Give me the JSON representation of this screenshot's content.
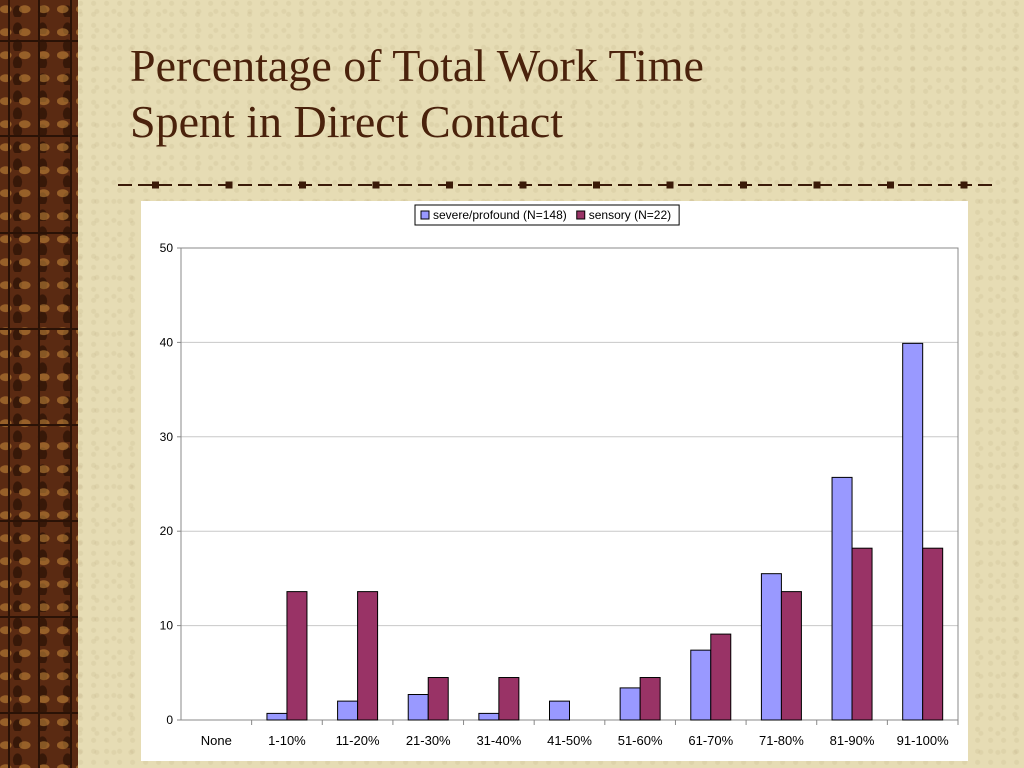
{
  "slide": {
    "title_line1": "Percentage of Total Work Time",
    "title_line2": "Spent in Direct Contact"
  },
  "colors": {
    "series1": "#9999ff",
    "series2": "#993366",
    "title": "#4a220c",
    "background": "#e6dcb4",
    "strip": "#5a2a12"
  },
  "chart_data": {
    "type": "bar",
    "categories": [
      "None",
      "1-10%",
      "11-20%",
      "21-30%",
      "31-40%",
      "41-50%",
      "51-60%",
      "61-70%",
      "71-80%",
      "81-90%",
      "91-100%"
    ],
    "series": [
      {
        "name": "severe/profound (N=148)",
        "values": [
          0,
          0.7,
          2.0,
          2.7,
          0.7,
          2.0,
          3.4,
          7.4,
          15.5,
          25.7,
          39.9
        ]
      },
      {
        "name": "sensory (N=22)",
        "values": [
          0,
          13.6,
          13.6,
          4.5,
          4.5,
          0,
          4.5,
          9.1,
          13.6,
          18.2,
          18.2
        ]
      }
    ],
    "ylim": [
      0,
      50
    ],
    "yticks": [
      0,
      10,
      20,
      30,
      40,
      50
    ],
    "grid": true,
    "legend": "top-center"
  }
}
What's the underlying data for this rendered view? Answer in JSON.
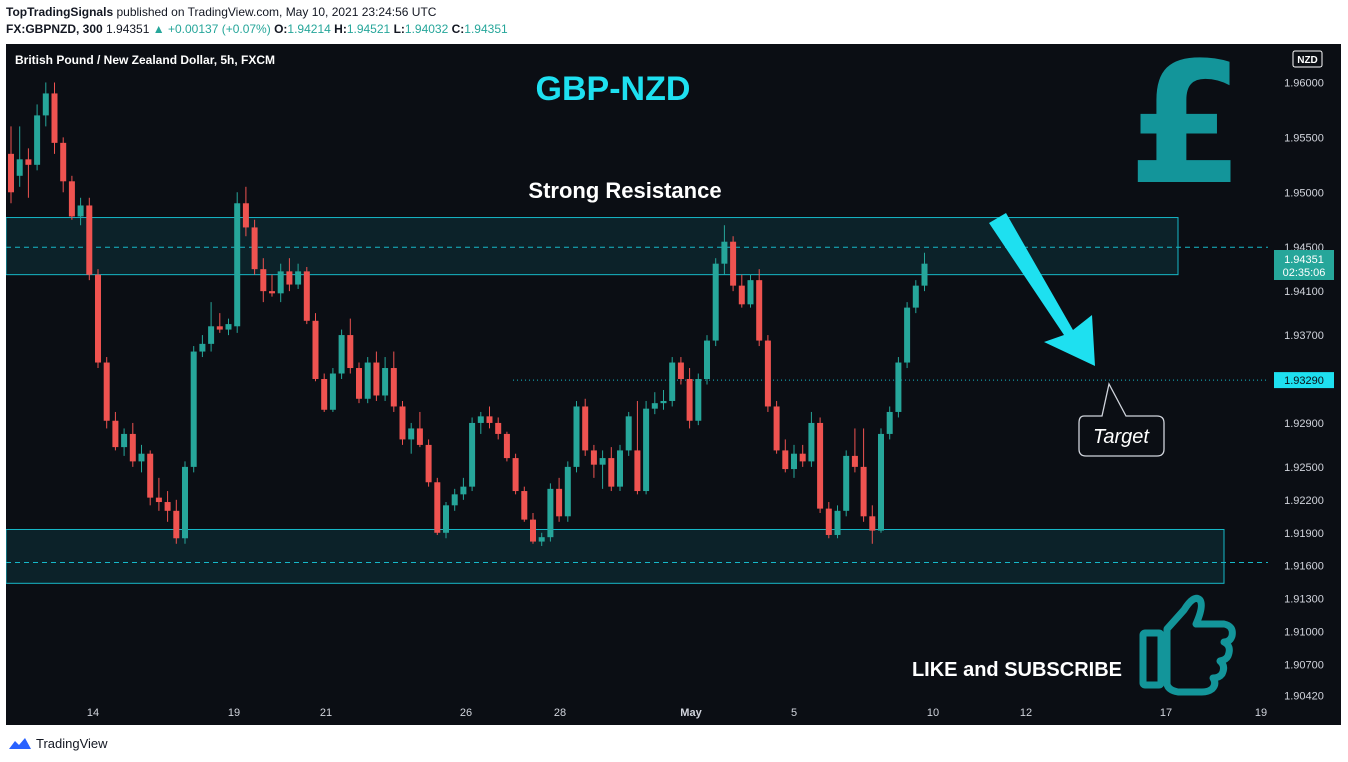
{
  "header": {
    "publisher": "TopTradingSignals",
    "published_text": "published on TradingView.com, May 10, 2021 23:24:56 UTC",
    "symbol": "FX:GBPNZD, 300",
    "last_price": "1.94351",
    "change": "▲ +0.00137 (+0.07%)",
    "o_label": "O:",
    "o_value": "1.94214",
    "h_label": "H:",
    "h_value": "1.94521",
    "l_label": "L:",
    "l_value": "1.94032",
    "c_label": "C:",
    "c_value": "1.94351"
  },
  "chart_data": {
    "type": "candlestick",
    "instrument_title": "British Pound / New Zealand Dollar, 5h, FXCM",
    "title": "GBP-NZD",
    "currency_badge": "NZD",
    "colors": {
      "up": "#26a69a",
      "down": "#ef5350",
      "accent": "#1ee0f0",
      "background": "#0b0e14",
      "zone": "#16b8c8"
    },
    "ylim": [
      1.9015,
      1.9635
    ],
    "y_ticks": [
      "1.96000",
      "1.95500",
      "1.95000",
      "1.94500",
      "1.94100",
      "1.93700",
      "1.93290",
      "1.92900",
      "1.92500",
      "1.92200",
      "1.91900",
      "1.91600",
      "1.91300",
      "1.91000",
      "1.90700",
      "1.90420"
    ],
    "x_ticks": [
      "14",
      "19",
      "21",
      "26",
      "28",
      "May",
      "5",
      "10",
      "12",
      "17",
      "19"
    ],
    "current_price_label": "1.94351",
    "countdown_label": "02:35:06",
    "target_price_label": "1.93290",
    "resistance_zone": [
      1.9425,
      1.9477
    ],
    "support_zone": [
      1.9144,
      1.9193
    ],
    "resistance_mid": 1.945,
    "support_mid": 1.9163,
    "target_level": 1.9329,
    "annotations": {
      "resistance": "Strong Resistance",
      "target": "Target",
      "cta": "LIKE and SUBSCRIBE"
    },
    "candles": [
      [
        1.9535,
        1.956,
        1.949,
        1.95
      ],
      [
        1.9515,
        1.956,
        1.9505,
        1.953
      ],
      [
        1.953,
        1.954,
        1.9495,
        1.9525
      ],
      [
        1.9525,
        1.958,
        1.952,
        1.957
      ],
      [
        1.957,
        1.96,
        1.956,
        1.959
      ],
      [
        1.959,
        1.96,
        1.9535,
        1.9545
      ],
      [
        1.9545,
        1.955,
        1.95,
        1.951
      ],
      [
        1.951,
        1.9515,
        1.9475,
        1.9478
      ],
      [
        1.9478,
        1.9495,
        1.947,
        1.9488
      ],
      [
        1.9488,
        1.9495,
        1.942,
        1.9425
      ],
      [
        1.9425,
        1.943,
        1.934,
        1.9345
      ],
      [
        1.9345,
        1.935,
        1.9285,
        1.9292
      ],
      [
        1.9292,
        1.93,
        1.9265,
        1.9268
      ],
      [
        1.9268,
        1.9285,
        1.926,
        1.928
      ],
      [
        1.928,
        1.929,
        1.925,
        1.9255
      ],
      [
        1.9255,
        1.927,
        1.9245,
        1.9262
      ],
      [
        1.9262,
        1.9265,
        1.9215,
        1.9222
      ],
      [
        1.9222,
        1.924,
        1.921,
        1.9218
      ],
      [
        1.9218,
        1.9228,
        1.92,
        1.921
      ],
      [
        1.921,
        1.922,
        1.918,
        1.9185
      ],
      [
        1.9185,
        1.9255,
        1.918,
        1.925
      ],
      [
        1.925,
        1.936,
        1.9245,
        1.9355
      ],
      [
        1.9355,
        1.937,
        1.935,
        1.9362
      ],
      [
        1.9362,
        1.94,
        1.9355,
        1.9378
      ],
      [
        1.9378,
        1.939,
        1.9372,
        1.9375
      ],
      [
        1.9375,
        1.9385,
        1.937,
        1.938
      ],
      [
        1.9378,
        1.95,
        1.9372,
        1.949
      ],
      [
        1.949,
        1.9505,
        1.946,
        1.9468
      ],
      [
        1.9468,
        1.9475,
        1.9425,
        1.943
      ],
      [
        1.943,
        1.944,
        1.94,
        1.941
      ],
      [
        1.941,
        1.9425,
        1.9405,
        1.9408
      ],
      [
        1.9408,
        1.9435,
        1.94,
        1.9428
      ],
      [
        1.9428,
        1.944,
        1.941,
        1.9416
      ],
      [
        1.9416,
        1.9435,
        1.9412,
        1.9428
      ],
      [
        1.9428,
        1.9432,
        1.938,
        1.9383
      ],
      [
        1.9383,
        1.939,
        1.9328,
        1.933
      ],
      [
        1.933,
        1.9335,
        1.93,
        1.9302
      ],
      [
        1.9302,
        1.934,
        1.93,
        1.9335
      ],
      [
        1.9335,
        1.9375,
        1.933,
        1.937
      ],
      [
        1.937,
        1.9385,
        1.9335,
        1.934
      ],
      [
        1.934,
        1.9345,
        1.9308,
        1.9312
      ],
      [
        1.9312,
        1.935,
        1.9308,
        1.9345
      ],
      [
        1.9345,
        1.9355,
        1.931,
        1.9315
      ],
      [
        1.9315,
        1.935,
        1.931,
        1.934
      ],
      [
        1.934,
        1.9355,
        1.93,
        1.9305
      ],
      [
        1.9305,
        1.931,
        1.927,
        1.9275
      ],
      [
        1.9275,
        1.929,
        1.9262,
        1.9285
      ],
      [
        1.9285,
        1.93,
        1.9268,
        1.927
      ],
      [
        1.927,
        1.9275,
        1.9232,
        1.9236
      ],
      [
        1.9236,
        1.924,
        1.9188,
        1.919
      ],
      [
        1.919,
        1.9218,
        1.9185,
        1.9215
      ],
      [
        1.9215,
        1.923,
        1.921,
        1.9225
      ],
      [
        1.9225,
        1.924,
        1.922,
        1.9232
      ],
      [
        1.9232,
        1.9295,
        1.9228,
        1.929
      ],
      [
        1.929,
        1.93,
        1.928,
        1.9296
      ],
      [
        1.9296,
        1.9305,
        1.9285,
        1.929
      ],
      [
        1.929,
        1.9295,
        1.9275,
        1.928
      ],
      [
        1.928,
        1.9282,
        1.9255,
        1.9258
      ],
      [
        1.9258,
        1.9262,
        1.9225,
        1.9228
      ],
      [
        1.9228,
        1.9232,
        1.92,
        1.9202
      ],
      [
        1.9202,
        1.9208,
        1.918,
        1.9182
      ],
      [
        1.9182,
        1.919,
        1.9178,
        1.9186
      ],
      [
        1.9186,
        1.9235,
        1.9182,
        1.923
      ],
      [
        1.923,
        1.924,
        1.92,
        1.9205
      ],
      [
        1.9205,
        1.9255,
        1.92,
        1.925
      ],
      [
        1.925,
        1.931,
        1.9245,
        1.9305
      ],
      [
        1.9305,
        1.9312,
        1.926,
        1.9265
      ],
      [
        1.9265,
        1.927,
        1.924,
        1.9252
      ],
      [
        1.9252,
        1.9265,
        1.923,
        1.9258
      ],
      [
        1.9258,
        1.9268,
        1.9228,
        1.9232
      ],
      [
        1.9232,
        1.927,
        1.9228,
        1.9265
      ],
      [
        1.9265,
        1.93,
        1.926,
        1.9296
      ],
      [
        1.9265,
        1.931,
        1.9225,
        1.9228
      ],
      [
        1.9228,
        1.931,
        1.9225,
        1.9303
      ],
      [
        1.9303,
        1.9318,
        1.9298,
        1.9308
      ],
      [
        1.9308,
        1.932,
        1.9302,
        1.931
      ],
      [
        1.931,
        1.935,
        1.9305,
        1.9345
      ],
      [
        1.9345,
        1.935,
        1.9325,
        1.933
      ],
      [
        1.933,
        1.934,
        1.9285,
        1.9292
      ],
      [
        1.9292,
        1.9335,
        1.9288,
        1.933
      ],
      [
        1.933,
        1.937,
        1.9325,
        1.9365
      ],
      [
        1.9365,
        1.944,
        1.936,
        1.9435
      ],
      [
        1.9435,
        1.947,
        1.9425,
        1.9455
      ],
      [
        1.9455,
        1.946,
        1.941,
        1.9415
      ],
      [
        1.9415,
        1.9425,
        1.9395,
        1.9398
      ],
      [
        1.9398,
        1.9425,
        1.9395,
        1.942
      ],
      [
        1.942,
        1.943,
        1.936,
        1.9365
      ],
      [
        1.9365,
        1.937,
        1.93,
        1.9305
      ],
      [
        1.9305,
        1.931,
        1.9262,
        1.9265
      ],
      [
        1.9265,
        1.9275,
        1.9245,
        1.9248
      ],
      [
        1.9248,
        1.927,
        1.924,
        1.9262
      ],
      [
        1.9262,
        1.927,
        1.925,
        1.9255
      ],
      [
        1.9255,
        1.93,
        1.925,
        1.929
      ],
      [
        1.929,
        1.9295,
        1.9208,
        1.9212
      ],
      [
        1.9212,
        1.9218,
        1.9185,
        1.9188
      ],
      [
        1.9188,
        1.9215,
        1.9185,
        1.921
      ],
      [
        1.921,
        1.9265,
        1.9205,
        1.926
      ],
      [
        1.926,
        1.9285,
        1.9245,
        1.925
      ],
      [
        1.925,
        1.9285,
        1.92,
        1.9205
      ],
      [
        1.9205,
        1.9215,
        1.918,
        1.9192
      ],
      [
        1.9192,
        1.9285,
        1.919,
        1.928
      ],
      [
        1.928,
        1.9305,
        1.9275,
        1.93
      ],
      [
        1.93,
        1.935,
        1.9295,
        1.9345
      ],
      [
        1.9345,
        1.94,
        1.934,
        1.9395
      ],
      [
        1.9395,
        1.942,
        1.939,
        1.9415
      ],
      [
        1.9415,
        1.9445,
        1.941,
        1.9435
      ]
    ]
  },
  "footer": {
    "brand": "TradingView"
  }
}
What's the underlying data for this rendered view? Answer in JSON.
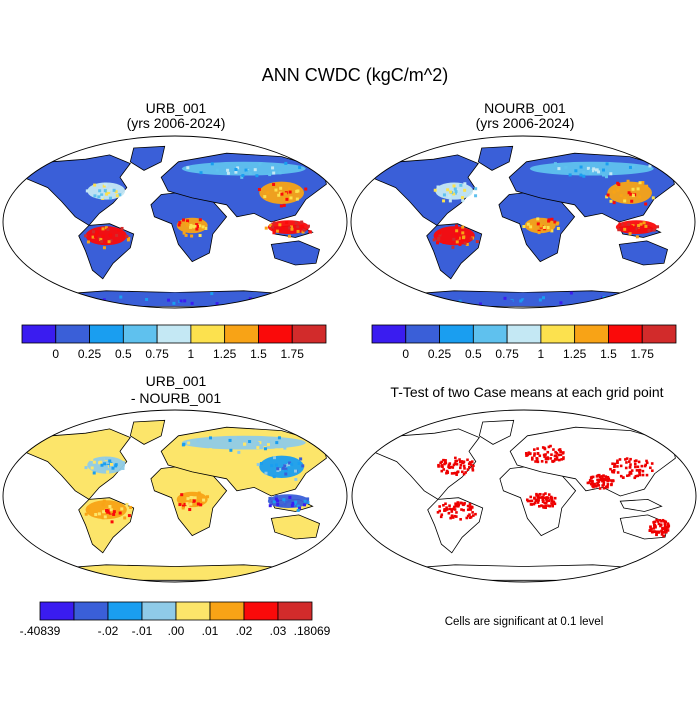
{
  "figure_title": "ANN CWDC (kgC/m^2)",
  "colors": {
    "ocean": "#ffffff",
    "outline": "#000000",
    "signif": "#ee0000"
  },
  "chart_data": [
    {
      "type": "heatmap",
      "title": "URB_001",
      "subtitle": "(yrs 2006-2024)",
      "colorbar": {
        "colors": [
          "#3a1cf0",
          "#3a5fd8",
          "#1a9ef0",
          "#5fc1ee",
          "#c4e8f4",
          "#fce14e",
          "#f8a316",
          "#fa0a0a",
          "#d22b2b"
        ],
        "tick_labels": [
          "0",
          "0.25",
          "0.5",
          "0.75",
          "1",
          "1.25",
          "1.5",
          "1.75"
        ]
      },
      "data": {
        "levels": [
          0,
          0.25,
          0.5,
          0.75,
          1,
          1.25,
          1.5,
          1.75
        ],
        "background_class": 1,
        "regions": [
          {
            "name": "Amazon",
            "class": 7
          },
          {
            "name": "Central Africa",
            "class": 6
          },
          {
            "name": "Southeast Asia",
            "class": 7
          },
          {
            "name": "East Asia",
            "class": 6
          },
          {
            "name": "Eastern North America",
            "class": 4
          },
          {
            "name": "Eurasian boreal",
            "class": 3
          },
          {
            "name": "Antarctica",
            "class": 1
          }
        ]
      }
    },
    {
      "type": "heatmap",
      "title": "NOURB_001",
      "subtitle": "(yrs 2006-2024)",
      "colorbar": {
        "colors": [
          "#3a1cf0",
          "#3a5fd8",
          "#1a9ef0",
          "#5fc1ee",
          "#c4e8f4",
          "#fce14e",
          "#f8a316",
          "#fa0a0a",
          "#d22b2b"
        ],
        "tick_labels": [
          "0",
          "0.25",
          "0.5",
          "0.75",
          "1",
          "1.25",
          "1.5",
          "1.75"
        ]
      },
      "data": {
        "levels": [
          0,
          0.25,
          0.5,
          0.75,
          1,
          1.25,
          1.5,
          1.75
        ],
        "background_class": 1,
        "regions": [
          {
            "name": "Amazon",
            "class": 7
          },
          {
            "name": "Central Africa",
            "class": 6
          },
          {
            "name": "Southeast Asia",
            "class": 7
          },
          {
            "name": "East Asia",
            "class": 6
          },
          {
            "name": "Eastern North America",
            "class": 4
          },
          {
            "name": "Eurasian boreal",
            "class": 3
          },
          {
            "name": "Antarctica",
            "class": 1
          }
        ]
      }
    },
    {
      "type": "heatmap",
      "title": "URB_001",
      "subtitle": "- NOURB_001",
      "colorbar": {
        "colors": [
          "#3a1cf0",
          "#3a5fd8",
          "#1a9ef0",
          "#8fcbe8",
          "#fce56a",
          "#f8a316",
          "#fa0a0a",
          "#d22b2b"
        ],
        "tick_labels": [
          "-.40839",
          "-.02",
          "-.01",
          ".00",
          ".01",
          ".02",
          ".03",
          ".18069"
        ]
      },
      "data": {
        "levels": [
          -0.40839,
          -0.02,
          -0.01,
          0.0,
          0.01,
          0.02,
          0.03,
          0.18069
        ],
        "background_class": 4,
        "regions": [
          {
            "name": "Amazon",
            "class": 5
          },
          {
            "name": "Central Africa",
            "class": 5
          },
          {
            "name": "Eastern North America",
            "class": 3
          },
          {
            "name": "Eurasian boreal",
            "class": 3
          },
          {
            "name": "East Asia",
            "class": 2
          },
          {
            "name": "Southeast Asia",
            "class": 1
          }
        ]
      }
    },
    {
      "type": "heatmap",
      "title": "T-Test of two Case means at each grid point",
      "note": "Cells are significant at 0.1 level",
      "data": {
        "significance_level": 0.1,
        "significant_regions": [
          "Eastern North America",
          "Europe",
          "East Asia",
          "South Asia",
          "Central Africa",
          "Amazon",
          "Eastern Australia"
        ]
      }
    }
  ]
}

++++++

» **Task goal**:
Establish how many lines of the records contain the string "grid" and state that number without elaboration.

» **Result of the task**:
2